# Written problem:
Copy out every line of the material below word for word, leaving out the pictures.

*** Data listing ***

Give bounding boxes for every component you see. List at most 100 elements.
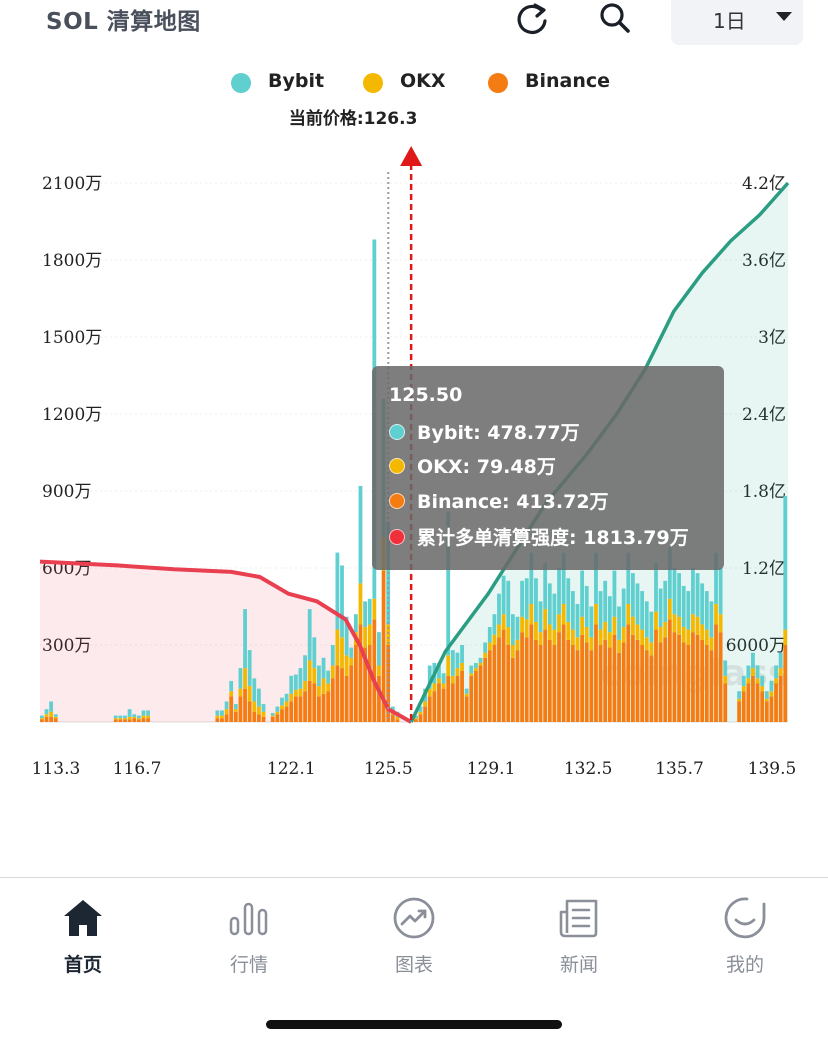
bar-binance	[594, 624, 598, 722]
bar-binance	[469, 675, 474, 722]
bar-okx	[718, 614, 723, 633]
refresh-icon[interactable]	[513, 0, 551, 38]
bar-okx	[774, 678, 778, 684]
bar-binance	[547, 639, 552, 722]
bar-bybit	[737, 691, 741, 699]
bar-okx	[580, 616, 585, 635]
bar-bybit	[353, 614, 358, 633]
bar-bybit	[312, 637, 317, 669]
search-icon[interactable]	[596, 0, 634, 38]
bar-bybit	[243, 609, 247, 669]
y-right-tick-label: 1.8亿	[742, 482, 786, 502]
bar-okx	[363, 627, 367, 648]
bar-okx	[658, 627, 663, 643]
bar-okx	[621, 627, 626, 643]
bar-binance	[760, 691, 765, 722]
bar-okx	[520, 616, 524, 633]
bar-binance	[612, 634, 617, 722]
bar-bybit	[552, 593, 557, 630]
tab-profile[interactable]: 我的	[662, 896, 828, 986]
tooltip-dot	[389, 424, 405, 440]
bar-bybit	[275, 706, 280, 712]
bar-okx	[215, 715, 220, 719]
bar-bybit	[714, 552, 718, 604]
tab-charts[interactable]: 图表	[331, 896, 497, 986]
bar-binance	[53, 718, 58, 722]
bar-okx	[764, 698, 769, 702]
bar-bybit	[543, 562, 548, 610]
bar-okx	[437, 678, 441, 684]
bar-binance	[529, 624, 534, 722]
bar-binance	[598, 645, 603, 722]
bar-binance	[709, 650, 714, 722]
bar-okx	[538, 632, 543, 645]
bar-okx	[631, 616, 635, 635]
bar-bybit	[377, 632, 381, 666]
bar-binance	[700, 639, 705, 722]
bar-bybit	[261, 704, 266, 712]
y-left-tick-label: 1800万	[42, 251, 102, 271]
bar-okx	[464, 693, 469, 697]
bar-binance	[714, 624, 718, 722]
bar-bybit	[524, 578, 529, 620]
bar-bybit	[774, 665, 778, 679]
bar-bybit	[783, 496, 788, 630]
bar-bybit	[326, 670, 331, 684]
bar-bybit	[446, 511, 451, 656]
bar-okx	[386, 624, 391, 645]
bar-binance	[534, 639, 538, 722]
bar-okx	[478, 662, 483, 666]
bar-bybit	[441, 673, 446, 684]
x-tick-label: 132.5	[564, 759, 613, 779]
chevron-down-icon	[776, 12, 792, 21]
bar-bybit	[307, 609, 312, 661]
bar-binance	[293, 696, 298, 722]
bar-bybit	[363, 601, 367, 628]
y-right-tick-label: 4.2亿	[742, 174, 786, 194]
bar-bybit	[580, 570, 585, 617]
bar-bybit	[529, 552, 534, 604]
bar-bybit	[233, 704, 238, 710]
bar-bybit	[367, 598, 372, 625]
bar-binance	[686, 645, 691, 722]
tab-home[interactable]: 首页	[0, 896, 166, 986]
x-tick-label: 125.5	[364, 759, 413, 779]
bar-binance	[778, 675, 783, 722]
bar-bybit	[589, 606, 594, 638]
bar-binance	[113, 719, 118, 722]
bar-binance	[783, 645, 788, 722]
bar-okx	[427, 688, 432, 697]
bar-bybit	[501, 575, 506, 615]
bar-binance	[617, 652, 621, 722]
bar-okx	[561, 603, 566, 625]
bar-okx	[760, 686, 765, 692]
bar-bybit	[53, 714, 58, 717]
bar-bybit	[418, 706, 423, 712]
tab-market[interactable]: 行情	[166, 896, 332, 986]
header: SOL 清算地图 1日	[0, 0, 828, 50]
bar-binance	[312, 683, 317, 722]
bar-okx	[783, 629, 788, 645]
bar-okx	[589, 637, 594, 651]
bar-okx	[270, 715, 275, 717]
bar-okx	[303, 680, 307, 692]
bar-okx	[252, 701, 257, 712]
bar-bybit	[450, 650, 455, 676]
bar-binance	[570, 645, 575, 722]
bar-binance	[275, 714, 280, 722]
bar-bybit	[621, 588, 626, 628]
bar-binance	[224, 714, 229, 722]
bar-bybit	[631, 573, 635, 617]
bar-okx	[617, 639, 621, 653]
bar-binance	[746, 683, 751, 722]
bar-bybit	[118, 715, 123, 719]
bar-binance	[118, 719, 123, 722]
bar-binance	[589, 650, 594, 722]
bar-okx	[372, 598, 377, 620]
time-range-select[interactable]: 1日	[671, 0, 803, 45]
chart-legend: Bybit OKX Binance	[0, 70, 828, 98]
bar-bybit	[464, 688, 469, 694]
bar-okx	[441, 683, 446, 689]
bar-bybit	[741, 675, 746, 687]
tab-news[interactable]: 新闻	[496, 896, 662, 986]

***

# Result:
Give bounding boxes for every component you see. List at most 100 elements.
bar-binance	[594, 624, 598, 722]
bar-binance	[469, 675, 474, 722]
bar-okx	[718, 614, 723, 633]
refresh-icon[interactable]	[513, 0, 551, 38]
bar-okx	[774, 678, 778, 684]
bar-binance	[547, 639, 552, 722]
bar-bybit	[737, 691, 741, 699]
bar-okx	[580, 616, 585, 635]
bar-bybit	[353, 614, 358, 633]
bar-bybit	[312, 637, 317, 669]
search-icon[interactable]	[596, 0, 634, 38]
bar-bybit	[243, 609, 247, 669]
y-right-tick-label: 1.8亿	[742, 482, 786, 502]
bar-okx	[363, 627, 367, 648]
bar-okx	[658, 627, 663, 643]
bar-okx	[621, 627, 626, 643]
bar-binance	[760, 691, 765, 722]
bar-okx	[520, 616, 524, 633]
bar-binance	[612, 634, 617, 722]
bar-bybit	[552, 593, 557, 630]
tab-profile[interactable]: 我的	[662, 896, 828, 986]
tooltip-dot	[389, 424, 405, 440]
bar-bybit	[275, 706, 280, 712]
bar-okx	[215, 715, 220, 719]
bar-bybit	[714, 552, 718, 604]
tab-charts[interactable]: 图表	[331, 896, 497, 986]
bar-binance	[53, 718, 58, 722]
bar-okx	[764, 698, 769, 702]
bar-bybit	[543, 562, 548, 610]
bar-okx	[437, 678, 441, 684]
bar-binance	[529, 624, 534, 722]
bar-binance	[598, 645, 603, 722]
bar-binance	[709, 650, 714, 722]
bar-okx	[538, 632, 543, 645]
bar-okx	[631, 616, 635, 635]
bar-bybit	[377, 632, 381, 666]
bar-binance	[700, 639, 705, 722]
bar-bybit	[261, 704, 266, 712]
y-left-tick-label: 1800万	[42, 251, 102, 271]
bar-okx	[464, 693, 469, 697]
bar-binance	[714, 624, 718, 722]
bar-bybit	[524, 578, 529, 620]
bar-bybit	[774, 665, 778, 679]
bar-bybit	[783, 496, 788, 630]
bar-bybit	[326, 670, 331, 684]
bar-bybit	[446, 511, 451, 656]
bar-okx	[386, 624, 391, 645]
bar-binance	[534, 639, 538, 722]
bar-okx	[478, 662, 483, 666]
bar-bybit	[441, 673, 446, 684]
x-tick-label: 132.5	[564, 759, 613, 779]
chevron-down-icon	[776, 12, 792, 21]
bar-bybit	[307, 609, 312, 661]
bar-binance	[293, 696, 298, 722]
bar-bybit	[363, 601, 367, 628]
y-right-tick-label: 4.2亿	[742, 174, 786, 194]
bar-bybit	[580, 570, 585, 617]
bar-bybit	[529, 552, 534, 604]
bar-bybit	[233, 704, 238, 710]
bar-bybit	[367, 598, 372, 625]
bar-binance	[686, 645, 691, 722]
tab-home[interactable]: 首页	[0, 896, 166, 986]
x-tick-label: 125.5	[364, 759, 413, 779]
bar-binance	[778, 675, 783, 722]
bar-bybit	[589, 606, 594, 638]
bar-binance	[113, 719, 118, 722]
bar-binance	[783, 645, 788, 722]
bar-okx	[427, 688, 432, 697]
bar-bybit	[501, 575, 506, 615]
bar-binance	[617, 652, 621, 722]
bar-okx	[561, 603, 566, 625]
bar-okx	[760, 686, 765, 692]
bar-bybit	[53, 714, 58, 717]
bar-bybit	[418, 706, 423, 712]
tab-market[interactable]: 行情	[166, 896, 332, 986]
header: SOL 清算地图 1日	[0, 0, 828, 50]
bar-binance	[312, 683, 317, 722]
bar-okx	[783, 629, 788, 645]
bar-okx	[589, 637, 594, 651]
bar-okx	[270, 715, 275, 717]
bar-okx	[303, 680, 307, 692]
bar-okx	[252, 701, 257, 712]
bar-bybit	[450, 650, 455, 676]
bar-binance	[570, 645, 575, 722]
bar-binance	[275, 714, 280, 722]
bar-bybit	[621, 588, 626, 628]
bar-binance	[224, 714, 229, 722]
bar-bybit	[631, 573, 635, 617]
bar-okx	[617, 639, 621, 653]
bar-binance	[746, 683, 751, 722]
bar-bybit	[118, 715, 123, 719]
bar-binance	[118, 719, 123, 722]
bar-binance	[589, 650, 594, 722]
bar-okx	[372, 598, 377, 620]
time-range-select[interactable]: 1日	[671, 0, 803, 45]
chart-legend: Bybit OKX Binance	[0, 70, 828, 98]
bar-bybit	[464, 688, 469, 694]
bar-okx	[441, 683, 446, 689]
bar-bybit	[741, 675, 746, 687]
tab-news[interactable]: 新闻	[496, 896, 662, 986]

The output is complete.